» Task description: Copy every line of the material below word for word.

━━ Listed records ━━

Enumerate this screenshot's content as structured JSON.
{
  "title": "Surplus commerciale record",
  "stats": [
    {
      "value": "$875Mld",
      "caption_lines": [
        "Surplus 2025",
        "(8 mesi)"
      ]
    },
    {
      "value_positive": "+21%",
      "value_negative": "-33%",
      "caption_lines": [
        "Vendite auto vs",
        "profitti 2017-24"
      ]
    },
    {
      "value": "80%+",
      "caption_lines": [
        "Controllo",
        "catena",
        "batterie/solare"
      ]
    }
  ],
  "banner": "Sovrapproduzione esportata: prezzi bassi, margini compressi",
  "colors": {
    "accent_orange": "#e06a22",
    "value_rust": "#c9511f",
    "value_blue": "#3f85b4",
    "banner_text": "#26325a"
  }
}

━━━

» Full solution:
Enumerate this screenshot's content as structured JSON.
{
  "title": "Surplus commerciale record",
  "stats": [
    {
      "value": "$875Mld",
      "caption_lines": [
        "Surplus 2025",
        "(8 mesi)"
      ]
    },
    {
      "value_positive": "+21%",
      "value_negative": "-33%",
      "caption_lines": [
        "Vendite auto vs",
        "profitti 2017-24"
      ]
    },
    {
      "value": "80%+",
      "caption_lines": [
        "Controllo",
        "catena",
        "batterie/solare"
      ]
    }
  ],
  "banner": "Sovrapproduzione esportata: prezzi bassi, margini compressi",
  "colors": {
    "accent_orange": "#e06a22",
    "value_rust": "#c9511f",
    "value_blue": "#3f85b4",
    "banner_text": "#26325a"
  }
}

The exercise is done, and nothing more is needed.